Problem description: Verbatim output of all the material below is required.

(Dataset records)
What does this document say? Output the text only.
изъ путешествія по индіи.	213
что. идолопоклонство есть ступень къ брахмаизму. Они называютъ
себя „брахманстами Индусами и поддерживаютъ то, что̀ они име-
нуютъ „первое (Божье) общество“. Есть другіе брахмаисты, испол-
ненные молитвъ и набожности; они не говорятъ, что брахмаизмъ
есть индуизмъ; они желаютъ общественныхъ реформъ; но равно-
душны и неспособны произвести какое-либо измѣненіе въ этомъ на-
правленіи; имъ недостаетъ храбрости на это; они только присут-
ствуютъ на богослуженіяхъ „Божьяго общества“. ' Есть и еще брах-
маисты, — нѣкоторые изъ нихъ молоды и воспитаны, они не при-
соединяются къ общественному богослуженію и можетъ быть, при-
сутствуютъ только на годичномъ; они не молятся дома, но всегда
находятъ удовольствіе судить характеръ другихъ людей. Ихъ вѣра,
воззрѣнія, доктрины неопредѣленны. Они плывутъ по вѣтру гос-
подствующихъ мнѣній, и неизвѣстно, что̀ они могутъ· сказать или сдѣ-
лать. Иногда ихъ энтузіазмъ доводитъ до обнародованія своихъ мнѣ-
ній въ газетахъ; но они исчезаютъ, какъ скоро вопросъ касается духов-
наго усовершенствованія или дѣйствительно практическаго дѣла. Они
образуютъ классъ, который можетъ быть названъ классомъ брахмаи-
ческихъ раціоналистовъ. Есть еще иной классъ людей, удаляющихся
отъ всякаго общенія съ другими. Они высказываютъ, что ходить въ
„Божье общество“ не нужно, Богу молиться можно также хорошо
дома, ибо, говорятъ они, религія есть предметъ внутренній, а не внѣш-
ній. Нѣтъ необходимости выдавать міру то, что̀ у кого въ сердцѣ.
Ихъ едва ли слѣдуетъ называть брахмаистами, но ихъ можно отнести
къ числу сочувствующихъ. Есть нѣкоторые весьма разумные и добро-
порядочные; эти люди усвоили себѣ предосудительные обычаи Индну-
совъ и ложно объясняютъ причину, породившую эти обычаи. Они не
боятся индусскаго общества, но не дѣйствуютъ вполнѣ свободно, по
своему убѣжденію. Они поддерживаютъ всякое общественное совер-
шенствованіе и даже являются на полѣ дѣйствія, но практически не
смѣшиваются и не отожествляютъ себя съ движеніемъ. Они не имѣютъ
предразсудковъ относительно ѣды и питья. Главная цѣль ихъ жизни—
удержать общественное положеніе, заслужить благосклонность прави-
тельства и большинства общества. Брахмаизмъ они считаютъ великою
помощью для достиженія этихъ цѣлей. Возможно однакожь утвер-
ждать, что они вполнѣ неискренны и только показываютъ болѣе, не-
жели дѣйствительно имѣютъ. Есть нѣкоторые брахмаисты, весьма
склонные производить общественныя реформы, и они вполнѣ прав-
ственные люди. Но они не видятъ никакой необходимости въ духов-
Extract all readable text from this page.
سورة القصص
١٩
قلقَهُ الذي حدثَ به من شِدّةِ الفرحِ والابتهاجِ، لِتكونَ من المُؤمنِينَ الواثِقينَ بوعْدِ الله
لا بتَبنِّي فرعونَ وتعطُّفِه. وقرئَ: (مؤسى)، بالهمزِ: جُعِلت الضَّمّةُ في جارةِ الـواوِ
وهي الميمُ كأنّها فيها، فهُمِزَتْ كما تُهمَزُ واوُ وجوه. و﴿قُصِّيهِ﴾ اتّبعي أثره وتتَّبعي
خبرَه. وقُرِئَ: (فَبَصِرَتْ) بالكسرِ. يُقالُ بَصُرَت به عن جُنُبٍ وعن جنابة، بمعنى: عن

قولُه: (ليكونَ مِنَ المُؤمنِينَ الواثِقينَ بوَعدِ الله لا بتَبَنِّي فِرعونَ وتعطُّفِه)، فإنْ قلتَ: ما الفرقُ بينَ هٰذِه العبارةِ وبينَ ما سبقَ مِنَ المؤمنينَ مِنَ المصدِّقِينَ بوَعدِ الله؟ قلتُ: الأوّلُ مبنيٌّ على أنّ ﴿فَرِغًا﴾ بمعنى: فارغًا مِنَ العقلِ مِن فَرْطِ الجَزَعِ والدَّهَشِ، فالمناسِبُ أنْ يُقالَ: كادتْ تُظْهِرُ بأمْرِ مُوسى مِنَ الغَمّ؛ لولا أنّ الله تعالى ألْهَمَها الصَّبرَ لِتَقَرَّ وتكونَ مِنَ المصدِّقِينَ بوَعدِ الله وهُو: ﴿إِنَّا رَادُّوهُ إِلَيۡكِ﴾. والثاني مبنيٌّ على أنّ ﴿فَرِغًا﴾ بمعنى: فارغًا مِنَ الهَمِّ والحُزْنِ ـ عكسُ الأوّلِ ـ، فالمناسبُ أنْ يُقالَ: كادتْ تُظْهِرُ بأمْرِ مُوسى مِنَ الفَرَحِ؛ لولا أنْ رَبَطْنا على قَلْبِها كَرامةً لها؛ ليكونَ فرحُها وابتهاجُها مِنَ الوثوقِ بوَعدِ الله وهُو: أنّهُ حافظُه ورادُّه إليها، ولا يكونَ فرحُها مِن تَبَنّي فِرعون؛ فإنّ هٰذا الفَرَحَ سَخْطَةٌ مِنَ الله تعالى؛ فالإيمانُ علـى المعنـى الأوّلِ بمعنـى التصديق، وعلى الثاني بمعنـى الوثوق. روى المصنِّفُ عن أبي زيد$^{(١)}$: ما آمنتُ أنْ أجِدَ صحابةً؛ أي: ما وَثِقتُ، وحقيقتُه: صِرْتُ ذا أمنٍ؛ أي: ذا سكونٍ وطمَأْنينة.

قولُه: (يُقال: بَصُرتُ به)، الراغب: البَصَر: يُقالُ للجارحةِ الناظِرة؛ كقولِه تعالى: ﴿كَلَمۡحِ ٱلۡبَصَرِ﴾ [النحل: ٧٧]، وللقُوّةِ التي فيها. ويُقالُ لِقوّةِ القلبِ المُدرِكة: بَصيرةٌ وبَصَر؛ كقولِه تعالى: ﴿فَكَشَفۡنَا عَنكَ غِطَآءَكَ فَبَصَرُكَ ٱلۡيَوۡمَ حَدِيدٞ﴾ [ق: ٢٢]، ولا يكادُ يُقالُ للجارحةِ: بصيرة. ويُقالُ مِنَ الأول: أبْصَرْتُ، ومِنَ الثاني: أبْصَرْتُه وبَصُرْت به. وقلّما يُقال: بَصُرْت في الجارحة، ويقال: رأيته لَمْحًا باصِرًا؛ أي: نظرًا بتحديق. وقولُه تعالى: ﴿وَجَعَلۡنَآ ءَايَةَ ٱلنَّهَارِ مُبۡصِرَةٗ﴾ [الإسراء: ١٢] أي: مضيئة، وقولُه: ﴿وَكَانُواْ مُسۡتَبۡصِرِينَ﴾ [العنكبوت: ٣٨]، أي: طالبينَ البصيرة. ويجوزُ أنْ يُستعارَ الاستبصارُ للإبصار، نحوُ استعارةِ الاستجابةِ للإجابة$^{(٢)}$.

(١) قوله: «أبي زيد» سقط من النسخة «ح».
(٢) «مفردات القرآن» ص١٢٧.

Full solution:
What does this document say? Output the text only.
изъ путешествія по индіи.	213
что. идолопоклонство есть ступень къ брахмаизму. Они называютъ
себя „брахманстами Индусами и поддерживаютъ то, что̀ они име-
нуютъ „первое (Божье) общество“. Есть другіе брахмаисты, испол-
ненные молитвъ и набожности; они не говорятъ, что брахмаизмъ
есть индуизмъ; они желаютъ общественныхъ реформъ; но равно-
душны и неспособны произвести какое-либо измѣненіе въ этомъ на-
правленіи; имъ недостаетъ храбрости на это; они только присут-
ствуютъ на богослуженіяхъ „Божьяго общества“. ' Есть и еще брах-
маисты, — нѣкоторые изъ нихъ молоды и воспитаны, они не при-
соединяются къ общественному богослуженію и можетъ быть, при-
сутствуютъ только на годичномъ; они не молятся дома, но всегда
находятъ удовольствіе судить характеръ другихъ людей. Ихъ вѣра,
воззрѣнія, доктрины неопредѣленны. Они плывутъ по вѣтру гос-
подствующихъ мнѣній, и неизвѣстно, что̀ они могутъ· сказать или сдѣ-
лать. Иногда ихъ энтузіазмъ доводитъ до обнародованія своихъ мнѣ-
ній въ газетахъ; но они исчезаютъ, какъ скоро вопросъ касается духов-
наго усовершенствованія или дѣйствительно практическаго дѣла. Они
образуютъ классъ, который можетъ быть названъ классомъ брахмаи-
ческихъ раціоналистовъ. Есть еще иной классъ людей, удаляющихся
отъ всякаго общенія съ другими. Они высказываютъ, что ходить въ
„Божье общество“ не нужно, Богу молиться можно также хорошо
дома, ибо, говорятъ они, религія есть предметъ внутренній, а не внѣш-
ній. Нѣтъ необходимости выдавать міру то, что̀ у кого въ сердцѣ.
Ихъ едва ли слѣдуетъ называть брахмаистами, но ихъ можно отнести
къ числу сочувствующихъ. Есть нѣкоторые весьма разумные и добро-
порядочные; эти люди усвоили себѣ предосудительные обычаи Индну-
совъ и ложно объясняютъ причину, породившую эти обычаи. Они не
боятся индусскаго общества, но не дѣйствуютъ вполнѣ свободно, по
своему убѣжденію. Они поддерживаютъ всякое общественное совер-
шенствованіе и даже являются на полѣ дѣйствія, но практически не
смѣшиваются и не отожествляютъ себя съ движеніемъ. Они не имѣютъ
предразсудковъ относительно ѣды и питья. Главная цѣль ихъ жизни—
удержать общественное положеніе, заслужить благосклонность прави-
тельства и большинства общества. Брахмаизмъ они считаютъ великою
помощью для достиженія этихъ цѣлей. Возможно однакожь утвер-
ждать, что они вполнѣ неискренны и только показываютъ болѣе, не-
жели дѣйствительно имѣютъ. Есть нѣкоторые брахмаисты, весьма
склонные производить общественныя реформы, и они вполнѣ прав-
ственные люди. Но они не видятъ никакой необходимости въ духов-
Extract all readable text from this page.
سورة القصص
١٩
قلقَهُ الذي حدثَ به من شِدّةِ الفرحِ والابتهاجِ، لِتكونَ من المُؤمنِينَ الواثِقينَ بوعْدِ الله
لا بتَبنِّي فرعونَ وتعطُّفِه. وقرئَ: (مؤسى)، بالهمزِ: جُعِلت الضَّمّةُ في جارةِ الـواوِ
وهي الميمُ كأنّها فيها، فهُمِزَتْ كما تُهمَزُ واوُ وجوه. و﴿قُصِّيهِ﴾ اتّبعي أثره وتتَّبعي
خبرَه. وقُرِئَ: (فَبَصِرَتْ) بالكسرِ. يُقالُ بَصُرَت به عن جُنُبٍ وعن جنابة، بمعنى: عن

قولُه: (ليكونَ مِنَ المُؤمنِينَ الواثِقينَ بوَعدِ الله لا بتَبَنِّي فِرعونَ وتعطُّفِه)، فإنْ قلتَ: ما الفرقُ بينَ هٰذِه العبارةِ وبينَ ما سبقَ مِنَ المؤمنينَ مِنَ المصدِّقِينَ بوَعدِ الله؟ قلتُ: الأوّلُ مبنيٌّ على أنّ ﴿فَرِغًا﴾ بمعنى: فارغًا مِنَ العقلِ مِن فَرْطِ الجَزَعِ والدَّهَشِ، فالمناسِبُ أنْ يُقالَ: كادتْ تُظْهِرُ بأمْرِ مُوسى مِنَ الغَمّ؛ لولا أنّ الله تعالى ألْهَمَها الصَّبرَ لِتَقَرَّ وتكونَ مِنَ المصدِّقِينَ بوَعدِ الله وهُو: ﴿إِنَّا رَادُّوهُ إِلَيۡكِ﴾. والثاني مبنيٌّ على أنّ ﴿فَرِغًا﴾ بمعنى: فارغًا مِنَ الهَمِّ والحُزْنِ ـ عكسُ الأوّلِ ـ، فالمناسبُ أنْ يُقالَ: كادتْ تُظْهِرُ بأمْرِ مُوسى مِنَ الفَرَحِ؛ لولا أنْ رَبَطْنا على قَلْبِها كَرامةً لها؛ ليكونَ فرحُها وابتهاجُها مِنَ الوثوقِ بوَعدِ الله وهُو: أنّهُ حافظُه ورادُّه إليها، ولا يكونَ فرحُها مِن تَبَنّي فِرعون؛ فإنّ هٰذا الفَرَحَ سَخْطَةٌ مِنَ الله تعالى؛ فالإيمانُ علـى المعنـى الأوّلِ بمعنـى التصديق، وعلى الثاني بمعنـى الوثوق. روى المصنِّفُ عن أبي زيد$^{(١)}$: ما آمنتُ أنْ أجِدَ صحابةً؛ أي: ما وَثِقتُ، وحقيقتُه: صِرْتُ ذا أمنٍ؛ أي: ذا سكونٍ وطمَأْنينة.

قولُه: (يُقال: بَصُرتُ به)، الراغب: البَصَر: يُقالُ للجارحةِ الناظِرة؛ كقولِه تعالى: ﴿كَلَمۡحِ ٱلۡبَصَرِ﴾ [النحل: ٧٧]، وللقُوّةِ التي فيها. ويُقالُ لِقوّةِ القلبِ المُدرِكة: بَصيرةٌ وبَصَر؛ كقولِه تعالى: ﴿فَكَشَفۡنَا عَنكَ غِطَآءَكَ فَبَصَرُكَ ٱلۡيَوۡمَ حَدِيدٞ﴾ [ق: ٢٢]، ولا يكادُ يُقالُ للجارحةِ: بصيرة. ويُقالُ مِنَ الأول: أبْصَرْتُ، ومِنَ الثاني: أبْصَرْتُه وبَصُرْت به. وقلّما يُقال: بَصُرْت في الجارحة، ويقال: رأيته لَمْحًا باصِرًا؛ أي: نظرًا بتحديق. وقولُه تعالى: ﴿وَجَعَلۡنَآ ءَايَةَ ٱلنَّهَارِ مُبۡصِرَةٗ﴾ [الإسراء: ١٢] أي: مضيئة، وقولُه: ﴿وَكَانُواْ مُسۡتَبۡصِرِينَ﴾ [العنكبوت: ٣٨]، أي: طالبينَ البصيرة. ويجوزُ أنْ يُستعارَ الاستبصارُ للإبصار، نحوُ استعارةِ الاستجابةِ للإجابة$^{(٢)}$.

(١) قوله: «أبي زيد» سقط من النسخة «ح».
(٢) «مفردات القرآن» ص١٢٧.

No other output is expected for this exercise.